[start Data in this exercise]
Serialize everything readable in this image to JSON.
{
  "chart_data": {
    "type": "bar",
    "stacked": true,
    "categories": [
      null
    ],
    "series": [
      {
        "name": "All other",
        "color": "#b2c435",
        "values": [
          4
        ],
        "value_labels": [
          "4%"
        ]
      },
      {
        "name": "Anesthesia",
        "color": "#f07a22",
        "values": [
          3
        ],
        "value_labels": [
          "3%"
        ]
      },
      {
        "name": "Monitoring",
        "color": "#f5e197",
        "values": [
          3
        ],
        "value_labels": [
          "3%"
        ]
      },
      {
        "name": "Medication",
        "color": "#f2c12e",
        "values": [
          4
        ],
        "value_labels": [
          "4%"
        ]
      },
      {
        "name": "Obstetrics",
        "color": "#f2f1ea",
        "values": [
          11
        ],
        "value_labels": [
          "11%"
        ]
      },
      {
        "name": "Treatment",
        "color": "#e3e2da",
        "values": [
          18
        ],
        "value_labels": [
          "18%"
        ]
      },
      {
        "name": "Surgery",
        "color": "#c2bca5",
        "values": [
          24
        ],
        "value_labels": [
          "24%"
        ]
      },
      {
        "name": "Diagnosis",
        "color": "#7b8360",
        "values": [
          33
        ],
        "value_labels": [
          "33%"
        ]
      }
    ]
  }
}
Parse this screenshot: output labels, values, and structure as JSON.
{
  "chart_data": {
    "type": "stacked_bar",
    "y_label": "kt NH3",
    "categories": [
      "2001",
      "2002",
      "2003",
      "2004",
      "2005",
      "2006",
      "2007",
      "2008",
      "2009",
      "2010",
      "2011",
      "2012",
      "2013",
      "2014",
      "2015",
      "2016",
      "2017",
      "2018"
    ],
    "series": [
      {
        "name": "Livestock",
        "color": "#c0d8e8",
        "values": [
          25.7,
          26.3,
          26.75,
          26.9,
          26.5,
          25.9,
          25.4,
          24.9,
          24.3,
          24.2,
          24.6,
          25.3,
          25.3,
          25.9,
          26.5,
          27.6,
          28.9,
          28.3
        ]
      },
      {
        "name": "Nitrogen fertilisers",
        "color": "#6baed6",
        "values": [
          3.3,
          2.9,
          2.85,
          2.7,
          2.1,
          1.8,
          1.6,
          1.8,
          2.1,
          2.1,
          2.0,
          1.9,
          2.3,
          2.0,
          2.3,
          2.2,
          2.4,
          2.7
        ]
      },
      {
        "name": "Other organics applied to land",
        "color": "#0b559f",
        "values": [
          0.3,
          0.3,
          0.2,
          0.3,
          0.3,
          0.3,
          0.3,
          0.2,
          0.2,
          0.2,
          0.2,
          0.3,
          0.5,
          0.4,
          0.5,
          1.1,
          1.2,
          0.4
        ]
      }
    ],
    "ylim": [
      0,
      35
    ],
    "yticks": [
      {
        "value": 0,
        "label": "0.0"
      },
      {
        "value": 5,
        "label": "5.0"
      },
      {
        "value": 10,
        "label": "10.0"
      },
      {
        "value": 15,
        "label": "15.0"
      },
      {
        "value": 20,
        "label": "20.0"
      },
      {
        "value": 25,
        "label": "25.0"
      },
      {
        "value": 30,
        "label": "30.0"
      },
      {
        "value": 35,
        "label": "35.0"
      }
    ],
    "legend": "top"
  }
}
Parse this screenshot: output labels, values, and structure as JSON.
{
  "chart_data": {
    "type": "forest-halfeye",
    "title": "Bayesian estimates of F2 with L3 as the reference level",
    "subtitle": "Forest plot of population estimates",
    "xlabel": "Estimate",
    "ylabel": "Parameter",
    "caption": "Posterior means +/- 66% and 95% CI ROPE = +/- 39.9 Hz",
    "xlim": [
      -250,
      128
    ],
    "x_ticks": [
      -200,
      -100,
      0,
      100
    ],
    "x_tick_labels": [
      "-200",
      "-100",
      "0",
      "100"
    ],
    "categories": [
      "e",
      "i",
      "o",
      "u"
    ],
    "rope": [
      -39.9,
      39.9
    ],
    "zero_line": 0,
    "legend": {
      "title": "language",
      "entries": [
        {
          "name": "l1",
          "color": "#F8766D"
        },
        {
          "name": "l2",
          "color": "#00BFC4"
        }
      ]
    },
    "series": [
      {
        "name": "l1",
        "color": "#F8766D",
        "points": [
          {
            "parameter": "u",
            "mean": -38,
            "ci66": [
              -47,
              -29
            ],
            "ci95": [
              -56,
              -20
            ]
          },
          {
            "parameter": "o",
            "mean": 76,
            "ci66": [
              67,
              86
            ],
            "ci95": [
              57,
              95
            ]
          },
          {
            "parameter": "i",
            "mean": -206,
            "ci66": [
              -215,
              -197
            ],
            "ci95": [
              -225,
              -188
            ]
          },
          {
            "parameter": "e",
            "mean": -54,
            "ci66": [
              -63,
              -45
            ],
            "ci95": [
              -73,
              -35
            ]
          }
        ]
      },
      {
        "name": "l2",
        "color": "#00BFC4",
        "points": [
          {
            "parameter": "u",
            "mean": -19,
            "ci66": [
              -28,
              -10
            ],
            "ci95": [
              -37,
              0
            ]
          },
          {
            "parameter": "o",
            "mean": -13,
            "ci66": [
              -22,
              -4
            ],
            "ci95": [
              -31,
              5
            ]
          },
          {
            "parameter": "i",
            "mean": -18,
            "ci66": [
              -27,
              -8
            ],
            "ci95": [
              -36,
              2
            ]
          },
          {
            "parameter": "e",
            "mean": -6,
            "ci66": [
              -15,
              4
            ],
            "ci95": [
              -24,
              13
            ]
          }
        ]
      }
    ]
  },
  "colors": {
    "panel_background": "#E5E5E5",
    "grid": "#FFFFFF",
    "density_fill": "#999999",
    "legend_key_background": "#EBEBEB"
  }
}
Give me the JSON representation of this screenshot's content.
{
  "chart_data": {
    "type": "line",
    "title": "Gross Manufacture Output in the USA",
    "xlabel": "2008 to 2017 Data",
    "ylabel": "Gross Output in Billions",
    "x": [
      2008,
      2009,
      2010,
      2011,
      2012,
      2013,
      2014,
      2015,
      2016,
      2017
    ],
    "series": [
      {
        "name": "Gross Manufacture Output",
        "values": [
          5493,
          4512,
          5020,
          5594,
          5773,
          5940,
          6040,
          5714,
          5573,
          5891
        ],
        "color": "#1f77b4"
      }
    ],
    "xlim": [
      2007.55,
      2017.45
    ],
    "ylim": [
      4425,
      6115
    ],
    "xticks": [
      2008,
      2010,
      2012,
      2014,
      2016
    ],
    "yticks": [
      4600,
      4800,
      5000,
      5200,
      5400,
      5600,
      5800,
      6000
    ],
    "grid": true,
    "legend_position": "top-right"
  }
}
[end Data in this exercise]
Problem requirements:
Extract each record, keeping it identical to the original.

The answer:
Serialize everything readable in this image to JSON.
{
  "chart_data": {
    "type": "bar",
    "stacked": true,
    "categories": [
      null
    ],
    "series": [
      {
        "name": "All other",
        "color": "#b2c435",
        "values": [
          4
        ],
        "value_labels": [
          "4%"
        ]
      },
      {
        "name": "Anesthesia",
        "color": "#f07a22",
        "values": [
          3
        ],
        "value_labels": [
          "3%"
        ]
      },
      {
        "name": "Monitoring",
        "color": "#f5e197",
        "values": [
          3
        ],
        "value_labels": [
          "3%"
        ]
      },
      {
        "name": "Medication",
        "color": "#f2c12e",
        "values": [
          4
        ],
        "value_labels": [
          "4%"
        ]
      },
      {
        "name": "Obstetrics",
        "color": "#f2f1ea",
        "values": [
          11
        ],
        "value_labels": [
          "11%"
        ]
      },
      {
        "name": "Treatment",
        "color": "#e3e2da",
        "values": [
          18
        ],
        "value_labels": [
          "18%"
        ]
      },
      {
        "name": "Surgery",
        "color": "#c2bca5",
        "values": [
          24
        ],
        "value_labels": [
          "24%"
        ]
      },
      {
        "name": "Diagnosis",
        "color": "#7b8360",
        "values": [
          33
        ],
        "value_labels": [
          "33%"
        ]
      }
    ]
  }
}
Parse this screenshot: output labels, values, and structure as JSON.
{
  "chart_data": {
    "type": "stacked_bar",
    "y_label": "kt NH3",
    "categories": [
      "2001",
      "2002",
      "2003",
      "2004",
      "2005",
      "2006",
      "2007",
      "2008",
      "2009",
      "2010",
      "2011",
      "2012",
      "2013",
      "2014",
      "2015",
      "2016",
      "2017",
      "2018"
    ],
    "series": [
      {
        "name": "Livestock",
        "color": "#c0d8e8",
        "values": [
          25.7,
          26.3,
          26.75,
          26.9,
          26.5,
          25.9,
          25.4,
          24.9,
          24.3,
          24.2,
          24.6,
          25.3,
          25.3,
          25.9,
          26.5,
          27.6,
          28.9,
          28.3
        ]
      },
      {
        "name": "Nitrogen fertilisers",
        "color": "#6baed6",
        "values": [
          3.3,
          2.9,
          2.85,
          2.7,
          2.1,
          1.8,
          1.6,
          1.8,
          2.1,
          2.1,
          2.0,
          1.9,
          2.3,
          2.0,
          2.3,
          2.2,
          2.4,
          2.7
        ]
      },
      {
        "name": "Other organics applied to land",
        "color": "#0b559f",
        "values": [
          0.3,
          0.3,
          0.2,
          0.3,
          0.3,
          0.3,
          0.3,
          0.2,
          0.2,
          0.2,
          0.2,
          0.3,
          0.5,
          0.4,
          0.5,
          1.1,
          1.2,
          0.4
        ]
      }
    ],
    "ylim": [
      0,
      35
    ],
    "yticks": [
      {
        "value": 0,
        "label": "0.0"
      },
      {
        "value": 5,
        "label": "5.0"
      },
      {
        "value": 10,
        "label": "10.0"
      },
      {
        "value": 15,
        "label": "15.0"
      },
      {
        "value": 20,
        "label": "20.0"
      },
      {
        "value": 25,
        "label": "25.0"
      },
      {
        "value": 30,
        "label": "30.0"
      },
      {
        "value": 35,
        "label": "35.0"
      }
    ],
    "legend": "top"
  }
}
Parse this screenshot: output labels, values, and structure as JSON.
{
  "chart_data": {
    "type": "forest-halfeye",
    "title": "Bayesian estimates of F2 with L3 as the reference level",
    "subtitle": "Forest plot of population estimates",
    "xlabel": "Estimate",
    "ylabel": "Parameter",
    "caption": "Posterior means +/- 66% and 95% CI ROPE = +/- 39.9 Hz",
    "xlim": [
      -250,
      128
    ],
    "x_ticks": [
      -200,
      -100,
      0,
      100
    ],
    "x_tick_labels": [
      "-200",
      "-100",
      "0",
      "100"
    ],
    "categories": [
      "e",
      "i",
      "o",
      "u"
    ],
    "rope": [
      -39.9,
      39.9
    ],
    "zero_line": 0,
    "legend": {
      "title": "language",
      "entries": [
        {
          "name": "l1",
          "color": "#F8766D"
        },
        {
          "name": "l2",
          "color": "#00BFC4"
        }
      ]
    },
    "series": [
      {
        "name": "l1",
        "color": "#F8766D",
        "points": [
          {
            "parameter": "u",
            "mean": -38,
            "ci66": [
              -47,
              -29
            ],
            "ci95": [
              -56,
              -20
            ]
          },
          {
            "parameter": "o",
            "mean": 76,
            "ci66": [
              67,
              86
            ],
            "ci95": [
              57,
              95
            ]
          },
          {
            "parameter": "i",
            "mean": -206,
            "ci66": [
              -215,
              -197
            ],
            "ci95": [
              -225,
              -188
            ]
          },
          {
            "parameter": "e",
            "mean": -54,
            "ci66": [
              -63,
              -45
            ],
            "ci95": [
              -73,
              -35
            ]
          }
        ]
      },
      {
        "name": "l2",
        "color": "#00BFC4",
        "points": [
          {
            "parameter": "u",
            "mean": -19,
            "ci66": [
              -28,
              -10
            ],
            "ci95": [
              -37,
              0
            ]
          },
          {
            "parameter": "o",
            "mean": -13,
            "ci66": [
              -22,
              -4
            ],
            "ci95": [
              -31,
              5
            ]
          },
          {
            "parameter": "i",
            "mean": -18,
            "ci66": [
              -27,
              -8
            ],
            "ci95": [
              -36,
              2
            ]
          },
          {
            "parameter": "e",
            "mean": -6,
            "ci66": [
              -15,
              4
            ],
            "ci95": [
              -24,
              13
            ]
          }
        ]
      }
    ]
  },
  "colors": {
    "panel_background": "#E5E5E5",
    "grid": "#FFFFFF",
    "density_fill": "#999999",
    "legend_key_background": "#EBEBEB"
  }
}
Give me the JSON representation of this screenshot's content.
{
  "chart_data": {
    "type": "line",
    "title": "Gross Manufacture Output in the USA",
    "xlabel": "2008 to 2017 Data",
    "ylabel": "Gross Output in Billions",
    "x": [
      2008,
      2009,
      2010,
      2011,
      2012,
      2013,
      2014,
      2015,
      2016,
      2017
    ],
    "series": [
      {
        "name": "Gross Manufacture Output",
        "values": [
          5493,
          4512,
          5020,
          5594,
          5773,
          5940,
          6040,
          5714,
          5573,
          5891
        ],
        "color": "#1f77b4"
      }
    ],
    "xlim": [
      2007.55,
      2017.45
    ],
    "ylim": [
      4425,
      6115
    ],
    "xticks": [
      2008,
      2010,
      2012,
      2014,
      2016
    ],
    "yticks": [
      4600,
      4800,
      5000,
      5200,
      5400,
      5600,
      5800,
      6000
    ],
    "grid": true,
    "legend_position": "top-right"
  }
}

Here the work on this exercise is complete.